Task instructions:
Using the data beneath, show every line that includes the word "colors".

<<<<

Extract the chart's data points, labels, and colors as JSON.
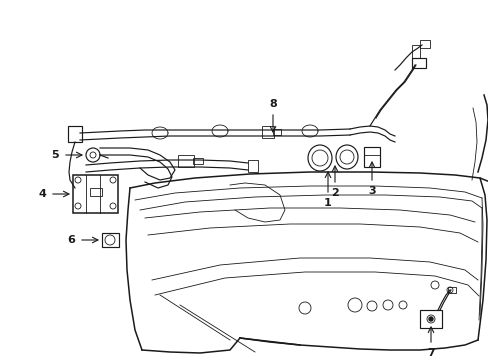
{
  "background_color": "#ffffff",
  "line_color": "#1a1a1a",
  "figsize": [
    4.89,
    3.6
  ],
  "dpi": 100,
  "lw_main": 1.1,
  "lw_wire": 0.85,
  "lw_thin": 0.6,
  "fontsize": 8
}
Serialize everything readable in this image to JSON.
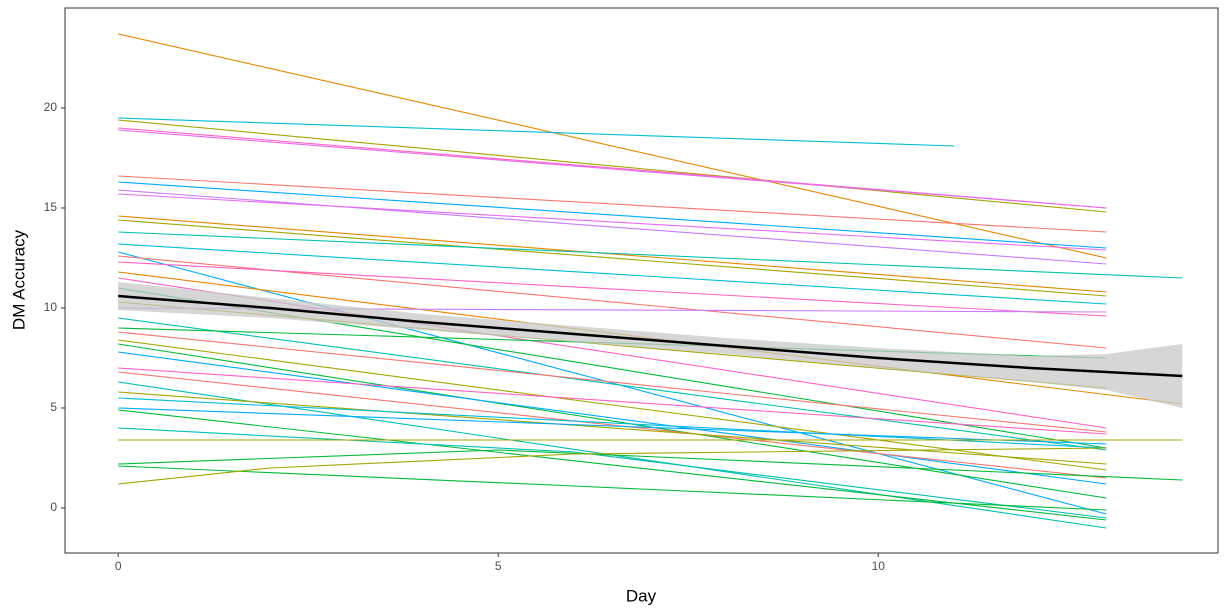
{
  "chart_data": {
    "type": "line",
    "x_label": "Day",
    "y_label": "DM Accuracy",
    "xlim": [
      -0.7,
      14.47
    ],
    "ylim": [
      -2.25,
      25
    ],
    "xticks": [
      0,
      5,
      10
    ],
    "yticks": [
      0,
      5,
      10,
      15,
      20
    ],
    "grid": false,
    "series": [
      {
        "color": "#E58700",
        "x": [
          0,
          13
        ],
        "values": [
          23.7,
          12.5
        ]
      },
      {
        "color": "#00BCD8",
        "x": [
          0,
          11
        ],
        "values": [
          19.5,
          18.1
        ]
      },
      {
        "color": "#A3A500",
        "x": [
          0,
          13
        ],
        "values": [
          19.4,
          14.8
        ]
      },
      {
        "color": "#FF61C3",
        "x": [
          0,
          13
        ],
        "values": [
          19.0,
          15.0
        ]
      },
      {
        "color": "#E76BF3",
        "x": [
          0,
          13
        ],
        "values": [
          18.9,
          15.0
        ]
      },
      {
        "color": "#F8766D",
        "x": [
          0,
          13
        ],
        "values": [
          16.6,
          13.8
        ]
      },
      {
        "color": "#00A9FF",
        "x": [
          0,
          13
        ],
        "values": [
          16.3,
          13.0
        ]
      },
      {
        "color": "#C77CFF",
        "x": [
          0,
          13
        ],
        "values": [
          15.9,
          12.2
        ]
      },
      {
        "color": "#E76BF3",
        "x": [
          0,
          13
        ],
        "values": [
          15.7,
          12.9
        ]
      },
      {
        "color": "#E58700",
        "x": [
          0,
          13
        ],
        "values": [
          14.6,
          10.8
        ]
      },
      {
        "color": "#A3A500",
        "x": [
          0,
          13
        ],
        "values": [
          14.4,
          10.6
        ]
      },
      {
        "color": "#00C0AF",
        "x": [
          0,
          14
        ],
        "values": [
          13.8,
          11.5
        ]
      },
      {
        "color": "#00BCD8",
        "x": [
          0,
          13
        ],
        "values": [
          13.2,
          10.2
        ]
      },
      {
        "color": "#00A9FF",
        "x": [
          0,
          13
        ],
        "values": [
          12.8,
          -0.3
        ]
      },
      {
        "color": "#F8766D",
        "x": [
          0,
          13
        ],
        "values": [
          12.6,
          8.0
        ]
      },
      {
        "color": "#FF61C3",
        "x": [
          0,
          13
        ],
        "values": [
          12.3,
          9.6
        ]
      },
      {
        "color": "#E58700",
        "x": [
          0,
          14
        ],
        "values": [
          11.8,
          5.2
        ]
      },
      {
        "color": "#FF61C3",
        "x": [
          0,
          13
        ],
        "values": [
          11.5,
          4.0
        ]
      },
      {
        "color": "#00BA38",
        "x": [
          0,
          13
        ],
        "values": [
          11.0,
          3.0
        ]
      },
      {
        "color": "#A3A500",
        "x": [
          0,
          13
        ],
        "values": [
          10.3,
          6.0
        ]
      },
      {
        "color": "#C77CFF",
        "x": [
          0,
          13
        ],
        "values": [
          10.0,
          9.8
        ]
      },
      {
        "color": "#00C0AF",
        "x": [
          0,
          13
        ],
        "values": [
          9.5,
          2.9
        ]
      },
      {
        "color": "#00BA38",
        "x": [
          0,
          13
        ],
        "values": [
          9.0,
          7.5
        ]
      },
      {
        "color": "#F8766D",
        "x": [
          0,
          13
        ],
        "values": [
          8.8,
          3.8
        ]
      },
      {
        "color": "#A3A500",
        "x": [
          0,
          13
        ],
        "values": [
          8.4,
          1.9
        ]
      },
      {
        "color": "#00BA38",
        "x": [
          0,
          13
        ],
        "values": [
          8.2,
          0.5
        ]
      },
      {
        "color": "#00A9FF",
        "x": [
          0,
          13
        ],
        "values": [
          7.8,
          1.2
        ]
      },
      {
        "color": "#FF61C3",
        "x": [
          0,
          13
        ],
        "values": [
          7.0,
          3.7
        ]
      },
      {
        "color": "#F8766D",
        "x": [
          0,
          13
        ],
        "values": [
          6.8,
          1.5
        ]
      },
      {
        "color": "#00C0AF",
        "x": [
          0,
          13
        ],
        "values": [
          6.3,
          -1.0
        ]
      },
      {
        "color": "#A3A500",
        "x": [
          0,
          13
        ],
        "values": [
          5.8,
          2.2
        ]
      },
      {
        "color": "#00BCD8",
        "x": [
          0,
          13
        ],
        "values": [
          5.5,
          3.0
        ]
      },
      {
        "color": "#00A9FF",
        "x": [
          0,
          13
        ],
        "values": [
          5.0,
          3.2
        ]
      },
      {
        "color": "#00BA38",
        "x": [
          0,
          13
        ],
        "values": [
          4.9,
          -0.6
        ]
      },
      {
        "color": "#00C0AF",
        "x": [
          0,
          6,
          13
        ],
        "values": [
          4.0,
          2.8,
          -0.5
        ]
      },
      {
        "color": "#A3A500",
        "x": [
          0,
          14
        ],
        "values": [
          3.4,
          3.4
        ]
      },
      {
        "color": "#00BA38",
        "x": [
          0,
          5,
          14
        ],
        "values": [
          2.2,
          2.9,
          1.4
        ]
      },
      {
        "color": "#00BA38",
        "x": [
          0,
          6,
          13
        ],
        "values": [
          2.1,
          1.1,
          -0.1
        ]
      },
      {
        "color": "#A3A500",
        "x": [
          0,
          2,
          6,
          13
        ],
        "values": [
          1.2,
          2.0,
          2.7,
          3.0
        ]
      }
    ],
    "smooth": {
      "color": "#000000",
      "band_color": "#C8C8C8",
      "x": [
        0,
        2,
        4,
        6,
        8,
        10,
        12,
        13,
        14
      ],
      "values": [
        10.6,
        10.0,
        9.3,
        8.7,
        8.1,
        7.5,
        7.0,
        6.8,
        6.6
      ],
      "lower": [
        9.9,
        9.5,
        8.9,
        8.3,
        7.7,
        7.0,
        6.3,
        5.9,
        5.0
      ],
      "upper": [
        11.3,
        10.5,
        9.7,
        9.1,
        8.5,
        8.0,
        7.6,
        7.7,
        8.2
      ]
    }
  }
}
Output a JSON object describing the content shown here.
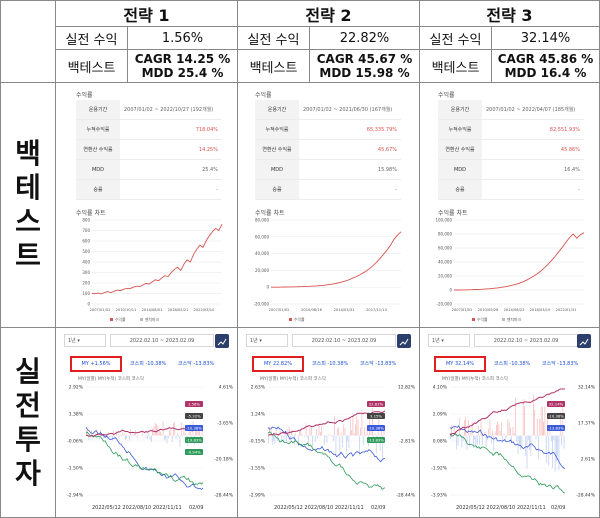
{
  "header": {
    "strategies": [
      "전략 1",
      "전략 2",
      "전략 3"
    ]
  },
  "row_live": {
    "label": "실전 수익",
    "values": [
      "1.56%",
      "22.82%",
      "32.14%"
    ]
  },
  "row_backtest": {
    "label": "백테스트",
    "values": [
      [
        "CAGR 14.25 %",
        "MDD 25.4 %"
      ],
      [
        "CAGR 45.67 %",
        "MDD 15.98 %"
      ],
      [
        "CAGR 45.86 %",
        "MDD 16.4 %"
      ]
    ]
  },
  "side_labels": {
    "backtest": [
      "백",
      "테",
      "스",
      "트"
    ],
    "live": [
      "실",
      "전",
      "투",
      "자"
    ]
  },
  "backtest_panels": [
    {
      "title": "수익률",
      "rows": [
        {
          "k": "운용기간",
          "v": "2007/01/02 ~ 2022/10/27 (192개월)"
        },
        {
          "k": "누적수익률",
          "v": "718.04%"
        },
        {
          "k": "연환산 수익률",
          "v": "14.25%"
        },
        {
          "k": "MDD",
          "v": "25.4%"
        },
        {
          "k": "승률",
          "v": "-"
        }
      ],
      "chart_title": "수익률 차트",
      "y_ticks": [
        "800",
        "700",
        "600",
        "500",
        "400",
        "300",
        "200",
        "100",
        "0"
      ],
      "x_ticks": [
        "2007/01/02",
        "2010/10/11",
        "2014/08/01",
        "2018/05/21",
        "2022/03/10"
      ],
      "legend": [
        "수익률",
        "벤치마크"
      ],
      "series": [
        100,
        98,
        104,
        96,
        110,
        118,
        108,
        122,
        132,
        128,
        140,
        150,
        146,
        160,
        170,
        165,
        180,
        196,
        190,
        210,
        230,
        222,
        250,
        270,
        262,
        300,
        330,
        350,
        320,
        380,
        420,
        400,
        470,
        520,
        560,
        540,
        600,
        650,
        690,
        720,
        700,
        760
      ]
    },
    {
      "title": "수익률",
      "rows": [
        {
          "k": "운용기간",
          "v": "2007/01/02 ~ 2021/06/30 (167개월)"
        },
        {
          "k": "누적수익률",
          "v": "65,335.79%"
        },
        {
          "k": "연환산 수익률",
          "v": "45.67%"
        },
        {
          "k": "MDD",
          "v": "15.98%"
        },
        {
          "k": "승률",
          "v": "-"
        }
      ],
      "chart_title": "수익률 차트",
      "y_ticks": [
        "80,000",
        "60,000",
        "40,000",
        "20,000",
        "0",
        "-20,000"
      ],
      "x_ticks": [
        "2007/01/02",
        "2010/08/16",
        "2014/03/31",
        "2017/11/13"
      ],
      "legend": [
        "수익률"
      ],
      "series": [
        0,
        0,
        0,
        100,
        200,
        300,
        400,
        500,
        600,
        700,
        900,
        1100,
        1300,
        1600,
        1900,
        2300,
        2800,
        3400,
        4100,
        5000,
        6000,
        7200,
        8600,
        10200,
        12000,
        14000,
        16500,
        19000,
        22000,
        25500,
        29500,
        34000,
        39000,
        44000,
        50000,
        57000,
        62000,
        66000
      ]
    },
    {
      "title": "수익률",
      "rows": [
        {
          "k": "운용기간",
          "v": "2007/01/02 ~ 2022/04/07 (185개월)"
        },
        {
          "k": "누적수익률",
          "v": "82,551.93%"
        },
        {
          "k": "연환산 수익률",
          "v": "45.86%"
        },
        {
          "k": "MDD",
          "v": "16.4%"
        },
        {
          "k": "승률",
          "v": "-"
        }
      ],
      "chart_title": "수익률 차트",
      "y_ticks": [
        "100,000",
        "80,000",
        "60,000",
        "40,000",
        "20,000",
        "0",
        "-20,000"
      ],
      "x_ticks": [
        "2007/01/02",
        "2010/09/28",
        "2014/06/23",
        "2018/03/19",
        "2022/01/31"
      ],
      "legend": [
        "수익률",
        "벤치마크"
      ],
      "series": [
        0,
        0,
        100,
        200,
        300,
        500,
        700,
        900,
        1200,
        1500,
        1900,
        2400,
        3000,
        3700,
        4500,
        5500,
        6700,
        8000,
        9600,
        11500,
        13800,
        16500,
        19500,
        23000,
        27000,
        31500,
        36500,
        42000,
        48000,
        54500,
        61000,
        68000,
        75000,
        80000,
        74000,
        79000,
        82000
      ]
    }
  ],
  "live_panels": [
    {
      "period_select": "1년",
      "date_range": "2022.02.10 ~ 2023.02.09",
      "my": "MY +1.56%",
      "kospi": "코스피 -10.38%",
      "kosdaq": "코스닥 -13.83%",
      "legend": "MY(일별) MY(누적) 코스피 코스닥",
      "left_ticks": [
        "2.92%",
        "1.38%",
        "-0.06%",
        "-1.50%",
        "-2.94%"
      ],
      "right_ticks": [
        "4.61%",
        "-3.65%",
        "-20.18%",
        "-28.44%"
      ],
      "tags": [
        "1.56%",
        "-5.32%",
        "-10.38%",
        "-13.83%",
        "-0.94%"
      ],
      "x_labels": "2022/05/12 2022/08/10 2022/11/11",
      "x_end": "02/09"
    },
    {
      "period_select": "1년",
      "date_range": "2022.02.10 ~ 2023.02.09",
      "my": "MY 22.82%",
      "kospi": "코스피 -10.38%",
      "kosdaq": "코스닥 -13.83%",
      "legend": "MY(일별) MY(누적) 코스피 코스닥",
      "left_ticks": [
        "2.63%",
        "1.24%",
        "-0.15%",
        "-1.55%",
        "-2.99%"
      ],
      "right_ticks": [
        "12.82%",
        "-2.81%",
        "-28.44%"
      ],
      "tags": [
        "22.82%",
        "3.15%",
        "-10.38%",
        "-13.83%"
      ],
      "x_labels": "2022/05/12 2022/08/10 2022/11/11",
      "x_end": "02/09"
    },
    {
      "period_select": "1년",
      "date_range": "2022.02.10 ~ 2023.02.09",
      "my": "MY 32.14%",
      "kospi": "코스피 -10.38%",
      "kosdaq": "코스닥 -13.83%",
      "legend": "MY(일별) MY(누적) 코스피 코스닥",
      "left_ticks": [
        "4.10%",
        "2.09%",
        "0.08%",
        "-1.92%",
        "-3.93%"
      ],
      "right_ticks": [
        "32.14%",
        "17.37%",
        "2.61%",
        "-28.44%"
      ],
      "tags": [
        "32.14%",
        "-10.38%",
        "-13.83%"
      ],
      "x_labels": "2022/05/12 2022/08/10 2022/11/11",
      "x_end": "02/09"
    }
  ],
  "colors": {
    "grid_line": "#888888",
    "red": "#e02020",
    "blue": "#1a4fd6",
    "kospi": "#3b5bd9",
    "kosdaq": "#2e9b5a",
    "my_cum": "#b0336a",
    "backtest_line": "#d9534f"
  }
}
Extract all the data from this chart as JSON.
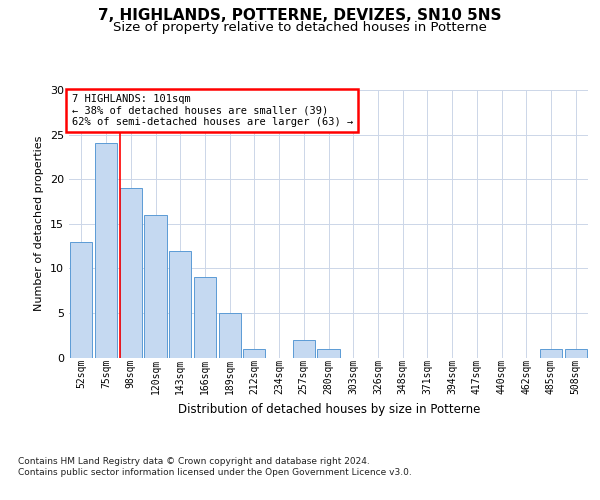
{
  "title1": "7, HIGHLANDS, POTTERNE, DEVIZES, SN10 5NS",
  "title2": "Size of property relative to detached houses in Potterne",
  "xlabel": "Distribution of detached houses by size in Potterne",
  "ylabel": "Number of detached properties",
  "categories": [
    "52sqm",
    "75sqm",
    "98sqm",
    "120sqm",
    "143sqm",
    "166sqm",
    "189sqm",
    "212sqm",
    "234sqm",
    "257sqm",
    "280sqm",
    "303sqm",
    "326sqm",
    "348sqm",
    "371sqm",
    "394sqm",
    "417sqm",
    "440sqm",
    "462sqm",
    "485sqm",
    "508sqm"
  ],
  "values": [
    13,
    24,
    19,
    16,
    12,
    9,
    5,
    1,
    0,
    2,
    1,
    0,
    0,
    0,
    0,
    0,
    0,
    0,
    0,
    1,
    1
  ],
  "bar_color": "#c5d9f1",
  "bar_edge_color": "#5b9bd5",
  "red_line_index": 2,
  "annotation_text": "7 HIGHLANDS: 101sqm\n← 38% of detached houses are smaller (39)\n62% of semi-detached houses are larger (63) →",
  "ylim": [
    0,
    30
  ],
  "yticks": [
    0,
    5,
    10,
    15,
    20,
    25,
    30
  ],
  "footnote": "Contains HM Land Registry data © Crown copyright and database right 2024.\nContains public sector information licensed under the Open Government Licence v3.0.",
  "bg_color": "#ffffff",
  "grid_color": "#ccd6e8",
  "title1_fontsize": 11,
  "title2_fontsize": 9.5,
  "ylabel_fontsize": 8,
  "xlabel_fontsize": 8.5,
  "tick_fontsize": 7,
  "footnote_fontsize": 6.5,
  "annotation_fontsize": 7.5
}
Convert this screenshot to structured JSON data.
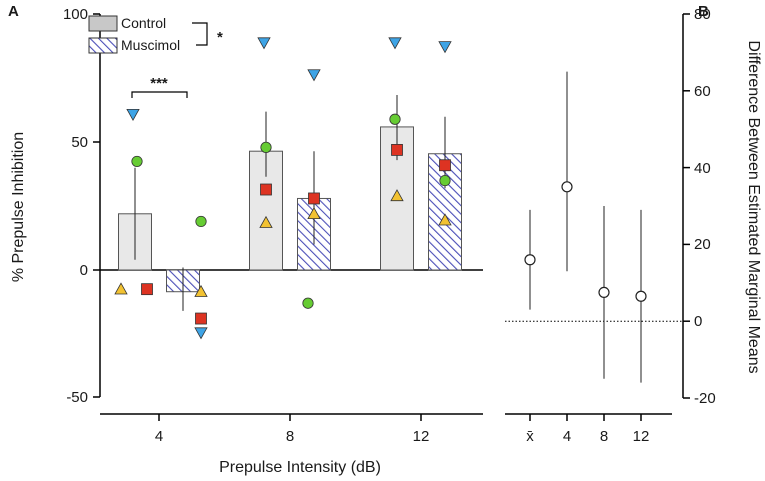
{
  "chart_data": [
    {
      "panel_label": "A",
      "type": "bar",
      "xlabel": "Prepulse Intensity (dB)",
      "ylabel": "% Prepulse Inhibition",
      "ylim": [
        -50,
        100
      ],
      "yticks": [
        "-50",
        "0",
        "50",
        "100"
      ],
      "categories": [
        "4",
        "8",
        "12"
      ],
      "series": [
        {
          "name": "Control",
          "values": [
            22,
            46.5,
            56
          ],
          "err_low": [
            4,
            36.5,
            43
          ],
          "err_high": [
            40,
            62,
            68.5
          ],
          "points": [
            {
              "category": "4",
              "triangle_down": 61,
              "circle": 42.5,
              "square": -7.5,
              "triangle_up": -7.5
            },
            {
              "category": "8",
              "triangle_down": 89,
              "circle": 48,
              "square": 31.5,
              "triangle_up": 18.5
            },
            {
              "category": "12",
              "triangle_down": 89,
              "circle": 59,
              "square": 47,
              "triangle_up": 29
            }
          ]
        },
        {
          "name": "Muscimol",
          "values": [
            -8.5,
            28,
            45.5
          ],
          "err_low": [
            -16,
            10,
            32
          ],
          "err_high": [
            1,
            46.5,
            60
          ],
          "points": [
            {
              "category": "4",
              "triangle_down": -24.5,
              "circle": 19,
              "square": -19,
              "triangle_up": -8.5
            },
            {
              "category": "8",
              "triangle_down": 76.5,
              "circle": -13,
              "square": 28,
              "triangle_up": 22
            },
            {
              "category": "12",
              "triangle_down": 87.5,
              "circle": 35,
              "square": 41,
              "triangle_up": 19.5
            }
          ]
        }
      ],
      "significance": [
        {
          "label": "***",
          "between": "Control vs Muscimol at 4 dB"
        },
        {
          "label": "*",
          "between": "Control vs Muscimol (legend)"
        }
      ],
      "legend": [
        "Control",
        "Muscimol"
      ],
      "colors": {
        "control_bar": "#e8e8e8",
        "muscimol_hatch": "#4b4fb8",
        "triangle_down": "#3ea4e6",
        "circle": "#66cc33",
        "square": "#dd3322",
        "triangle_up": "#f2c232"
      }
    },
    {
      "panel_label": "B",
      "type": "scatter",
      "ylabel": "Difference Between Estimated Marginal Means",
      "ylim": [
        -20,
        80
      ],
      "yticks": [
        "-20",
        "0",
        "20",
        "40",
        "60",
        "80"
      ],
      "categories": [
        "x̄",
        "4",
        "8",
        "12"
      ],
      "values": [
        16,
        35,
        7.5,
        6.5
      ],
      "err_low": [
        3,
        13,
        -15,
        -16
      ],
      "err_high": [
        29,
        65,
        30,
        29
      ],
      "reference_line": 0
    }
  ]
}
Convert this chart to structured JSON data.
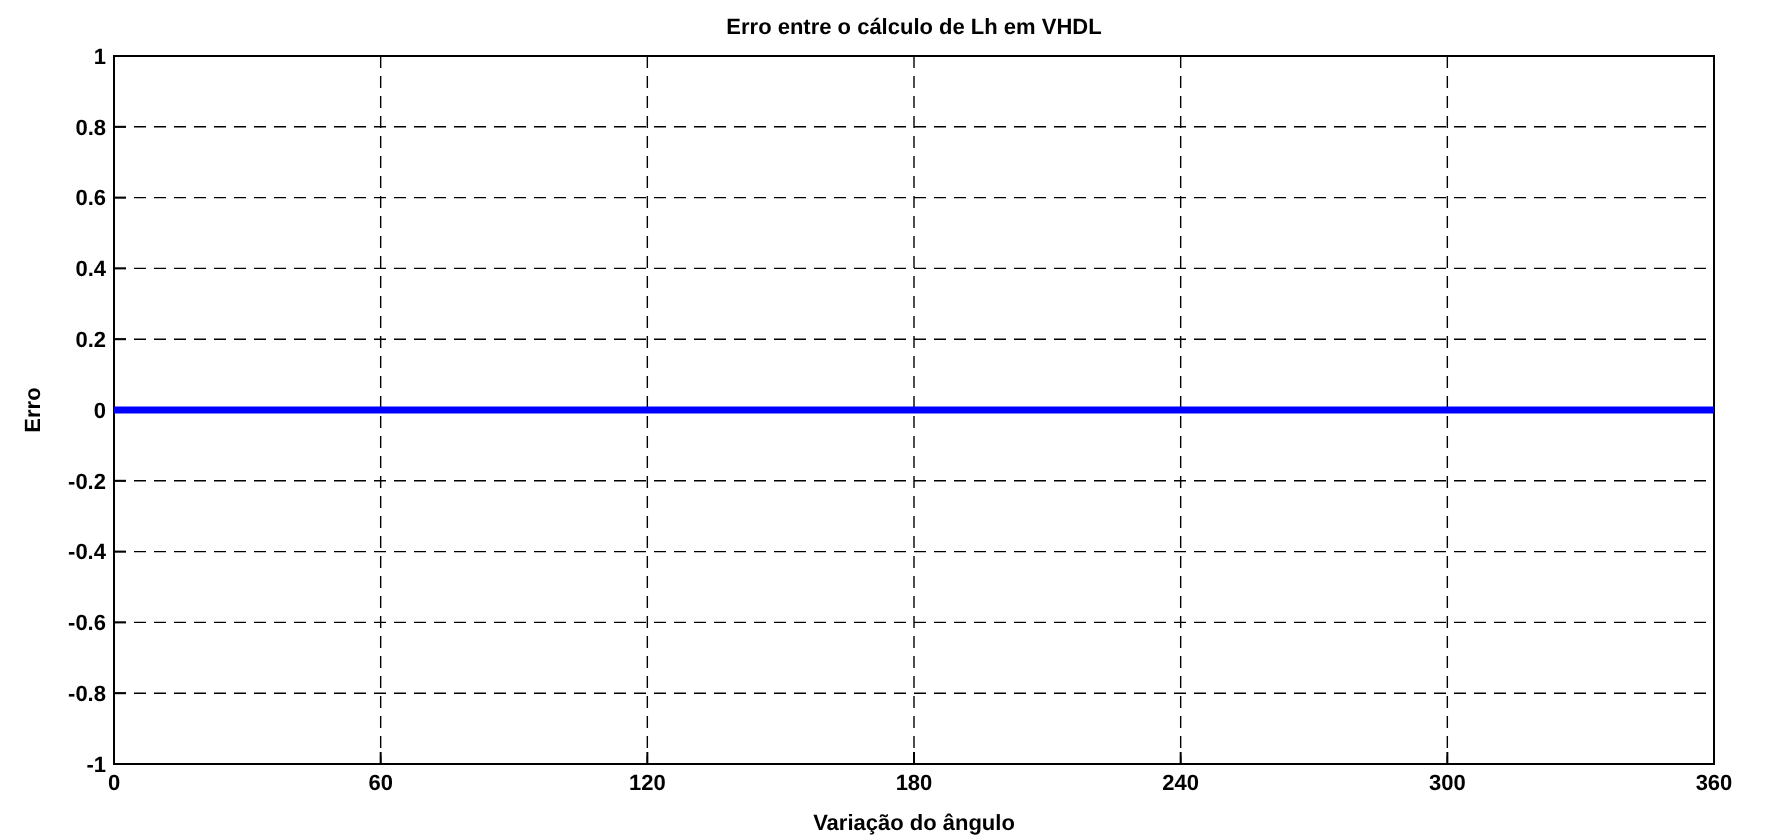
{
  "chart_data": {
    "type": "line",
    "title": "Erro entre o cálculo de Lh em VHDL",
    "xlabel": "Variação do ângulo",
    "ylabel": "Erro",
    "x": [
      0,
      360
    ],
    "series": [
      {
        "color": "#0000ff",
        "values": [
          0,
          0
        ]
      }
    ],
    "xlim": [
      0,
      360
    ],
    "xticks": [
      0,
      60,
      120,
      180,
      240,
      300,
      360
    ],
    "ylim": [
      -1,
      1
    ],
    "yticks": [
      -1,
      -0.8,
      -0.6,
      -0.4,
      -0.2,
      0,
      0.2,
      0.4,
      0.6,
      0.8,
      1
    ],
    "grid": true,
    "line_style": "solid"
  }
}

>>>>

Output for this exercise:
Extract the chart's data points, labels, and colors as JSON.
  "colors": {
      "colors": {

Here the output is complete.